TASK DETAILS: Print the records again, character for character.

DATA FOR THE TASK:
========================

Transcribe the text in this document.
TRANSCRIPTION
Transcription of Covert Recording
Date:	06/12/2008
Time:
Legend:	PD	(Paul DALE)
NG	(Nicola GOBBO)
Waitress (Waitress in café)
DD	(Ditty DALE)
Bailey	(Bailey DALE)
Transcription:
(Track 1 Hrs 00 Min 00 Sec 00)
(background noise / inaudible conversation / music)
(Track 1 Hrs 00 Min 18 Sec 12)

========================

WRITTEN ANSWER:
Transcribe the text in this document.
TRANSCRIPTION
Transcription of Covert Recording
Date:	06/12/2008
Time:
Legend:	PD	(Paul DALE)
NG	(Nicola GOBBO)
Waitress (Waitress in café)
DD	(Ditty DALE)
Bailey	(Bailey DALE)
Transcription:
(Track 1 Hrs 00 Min 00 Sec 00)
(background noise / inaudible conversation / music)
(Track 1 Hrs 00 Min 18 Sec 12)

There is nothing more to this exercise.